* Required work
Search the records for the word "Baseline" and report each line that has it.

* Records supplied
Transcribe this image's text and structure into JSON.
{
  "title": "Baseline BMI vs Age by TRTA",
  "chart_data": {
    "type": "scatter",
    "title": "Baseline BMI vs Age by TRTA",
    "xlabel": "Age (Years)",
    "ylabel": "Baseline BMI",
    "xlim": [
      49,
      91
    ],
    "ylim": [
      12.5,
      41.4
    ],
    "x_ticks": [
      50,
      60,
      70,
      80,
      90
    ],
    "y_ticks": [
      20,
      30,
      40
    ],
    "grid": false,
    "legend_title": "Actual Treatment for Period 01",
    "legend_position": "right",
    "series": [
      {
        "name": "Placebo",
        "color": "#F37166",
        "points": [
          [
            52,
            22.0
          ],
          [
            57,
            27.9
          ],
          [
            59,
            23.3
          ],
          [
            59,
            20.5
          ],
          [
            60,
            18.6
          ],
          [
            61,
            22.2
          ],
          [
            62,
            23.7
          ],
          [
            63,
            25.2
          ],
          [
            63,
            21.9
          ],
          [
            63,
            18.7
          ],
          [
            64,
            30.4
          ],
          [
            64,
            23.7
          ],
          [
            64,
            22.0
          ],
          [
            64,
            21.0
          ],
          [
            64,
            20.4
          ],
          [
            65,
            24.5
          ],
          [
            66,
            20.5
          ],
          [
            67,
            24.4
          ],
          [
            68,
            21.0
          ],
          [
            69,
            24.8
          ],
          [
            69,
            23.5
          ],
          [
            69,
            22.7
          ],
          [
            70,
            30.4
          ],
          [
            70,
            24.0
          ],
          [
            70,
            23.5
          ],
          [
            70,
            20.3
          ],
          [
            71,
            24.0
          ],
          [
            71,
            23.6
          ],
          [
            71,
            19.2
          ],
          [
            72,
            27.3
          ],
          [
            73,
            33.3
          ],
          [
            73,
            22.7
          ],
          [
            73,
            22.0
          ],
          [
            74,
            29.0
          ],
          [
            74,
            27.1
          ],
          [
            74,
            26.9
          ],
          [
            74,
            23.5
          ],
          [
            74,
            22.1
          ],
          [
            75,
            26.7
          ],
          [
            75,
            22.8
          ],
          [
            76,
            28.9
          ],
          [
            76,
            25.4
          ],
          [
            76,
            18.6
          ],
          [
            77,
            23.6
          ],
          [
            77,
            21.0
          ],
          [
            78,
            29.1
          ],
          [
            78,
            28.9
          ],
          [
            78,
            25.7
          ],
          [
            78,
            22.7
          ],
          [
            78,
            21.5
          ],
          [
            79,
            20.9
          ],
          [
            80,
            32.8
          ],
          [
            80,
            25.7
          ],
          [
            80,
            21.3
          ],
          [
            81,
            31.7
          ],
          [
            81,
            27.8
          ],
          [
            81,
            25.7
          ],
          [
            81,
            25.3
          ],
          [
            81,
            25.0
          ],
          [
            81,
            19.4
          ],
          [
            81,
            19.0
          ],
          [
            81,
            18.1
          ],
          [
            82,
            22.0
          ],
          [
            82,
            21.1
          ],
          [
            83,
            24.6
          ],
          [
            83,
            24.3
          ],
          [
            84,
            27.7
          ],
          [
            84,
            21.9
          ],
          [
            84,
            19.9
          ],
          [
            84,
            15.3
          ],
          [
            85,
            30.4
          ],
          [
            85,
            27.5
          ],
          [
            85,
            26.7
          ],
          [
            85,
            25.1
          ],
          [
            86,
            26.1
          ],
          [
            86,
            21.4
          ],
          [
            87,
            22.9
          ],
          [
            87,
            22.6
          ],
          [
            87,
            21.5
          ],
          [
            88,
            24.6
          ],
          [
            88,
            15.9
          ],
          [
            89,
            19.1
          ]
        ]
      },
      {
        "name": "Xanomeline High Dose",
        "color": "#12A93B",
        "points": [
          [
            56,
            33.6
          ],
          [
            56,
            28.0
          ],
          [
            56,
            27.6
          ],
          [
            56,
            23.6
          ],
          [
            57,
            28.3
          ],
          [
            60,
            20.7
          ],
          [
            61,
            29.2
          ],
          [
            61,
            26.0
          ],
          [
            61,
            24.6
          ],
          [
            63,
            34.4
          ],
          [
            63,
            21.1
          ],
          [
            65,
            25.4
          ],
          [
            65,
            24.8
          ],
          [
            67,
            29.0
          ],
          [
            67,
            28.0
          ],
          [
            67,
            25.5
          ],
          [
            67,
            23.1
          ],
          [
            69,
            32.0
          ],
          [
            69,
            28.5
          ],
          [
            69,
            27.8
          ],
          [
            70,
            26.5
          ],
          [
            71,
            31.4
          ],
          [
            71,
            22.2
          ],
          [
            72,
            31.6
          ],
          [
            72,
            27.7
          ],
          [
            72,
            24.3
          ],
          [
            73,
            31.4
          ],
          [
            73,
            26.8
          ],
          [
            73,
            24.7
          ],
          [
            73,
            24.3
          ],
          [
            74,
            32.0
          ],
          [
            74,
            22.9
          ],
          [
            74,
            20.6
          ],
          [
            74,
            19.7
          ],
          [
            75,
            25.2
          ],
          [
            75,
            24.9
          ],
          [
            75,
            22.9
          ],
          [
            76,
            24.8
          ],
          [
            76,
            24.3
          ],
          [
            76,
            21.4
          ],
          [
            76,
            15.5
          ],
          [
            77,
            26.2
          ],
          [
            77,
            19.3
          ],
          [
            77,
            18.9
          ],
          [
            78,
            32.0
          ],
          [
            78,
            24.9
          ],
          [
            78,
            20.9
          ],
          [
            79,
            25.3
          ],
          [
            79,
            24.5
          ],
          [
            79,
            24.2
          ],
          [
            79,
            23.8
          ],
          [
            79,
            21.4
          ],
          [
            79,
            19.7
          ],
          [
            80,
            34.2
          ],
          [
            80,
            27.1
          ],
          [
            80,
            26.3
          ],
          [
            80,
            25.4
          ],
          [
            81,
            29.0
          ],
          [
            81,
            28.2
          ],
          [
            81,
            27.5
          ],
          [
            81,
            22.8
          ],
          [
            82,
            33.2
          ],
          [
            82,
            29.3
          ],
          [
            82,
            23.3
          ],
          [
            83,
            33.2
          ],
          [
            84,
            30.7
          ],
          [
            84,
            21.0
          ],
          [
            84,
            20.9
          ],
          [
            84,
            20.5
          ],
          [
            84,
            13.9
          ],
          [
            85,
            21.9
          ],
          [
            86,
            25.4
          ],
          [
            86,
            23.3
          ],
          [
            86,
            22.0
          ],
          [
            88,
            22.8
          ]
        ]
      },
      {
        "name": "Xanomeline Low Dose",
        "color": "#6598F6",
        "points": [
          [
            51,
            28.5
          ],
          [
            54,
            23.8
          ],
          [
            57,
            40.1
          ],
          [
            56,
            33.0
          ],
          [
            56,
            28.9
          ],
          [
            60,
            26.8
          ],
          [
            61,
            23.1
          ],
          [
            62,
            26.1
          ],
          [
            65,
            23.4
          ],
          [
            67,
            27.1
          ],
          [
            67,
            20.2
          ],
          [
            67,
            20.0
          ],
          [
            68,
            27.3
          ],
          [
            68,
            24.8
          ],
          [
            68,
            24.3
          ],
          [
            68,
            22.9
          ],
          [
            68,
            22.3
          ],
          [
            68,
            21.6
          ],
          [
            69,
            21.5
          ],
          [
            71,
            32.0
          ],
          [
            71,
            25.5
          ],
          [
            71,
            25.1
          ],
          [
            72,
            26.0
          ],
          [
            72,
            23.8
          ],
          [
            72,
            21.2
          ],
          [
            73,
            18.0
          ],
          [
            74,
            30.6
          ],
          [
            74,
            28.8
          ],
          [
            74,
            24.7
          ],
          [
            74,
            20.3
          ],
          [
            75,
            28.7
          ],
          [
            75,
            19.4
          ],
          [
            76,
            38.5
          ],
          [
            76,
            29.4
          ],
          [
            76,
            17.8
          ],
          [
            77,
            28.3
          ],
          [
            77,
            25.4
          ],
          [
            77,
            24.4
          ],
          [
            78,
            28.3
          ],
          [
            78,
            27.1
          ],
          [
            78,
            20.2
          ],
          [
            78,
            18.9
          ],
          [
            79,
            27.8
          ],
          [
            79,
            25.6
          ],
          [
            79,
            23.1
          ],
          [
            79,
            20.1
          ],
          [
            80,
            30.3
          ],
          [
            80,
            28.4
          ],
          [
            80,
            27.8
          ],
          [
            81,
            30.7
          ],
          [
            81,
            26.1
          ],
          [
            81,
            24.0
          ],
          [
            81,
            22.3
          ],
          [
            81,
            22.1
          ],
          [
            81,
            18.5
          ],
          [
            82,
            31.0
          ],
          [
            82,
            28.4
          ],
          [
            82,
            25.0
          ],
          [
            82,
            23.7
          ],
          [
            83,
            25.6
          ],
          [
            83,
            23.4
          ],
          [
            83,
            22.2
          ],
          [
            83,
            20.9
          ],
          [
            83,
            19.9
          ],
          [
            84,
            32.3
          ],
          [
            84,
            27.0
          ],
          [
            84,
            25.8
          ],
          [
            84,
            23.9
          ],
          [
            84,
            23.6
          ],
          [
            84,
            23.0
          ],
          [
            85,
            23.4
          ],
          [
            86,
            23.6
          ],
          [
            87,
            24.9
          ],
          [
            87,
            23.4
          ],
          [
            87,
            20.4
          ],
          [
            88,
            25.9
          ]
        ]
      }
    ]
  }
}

* Complete output
  "title": "Baseline BMI vs Age by TRTA",
    "title": "Baseline BMI vs Age by TRTA",
    "ylabel": "Baseline BMI",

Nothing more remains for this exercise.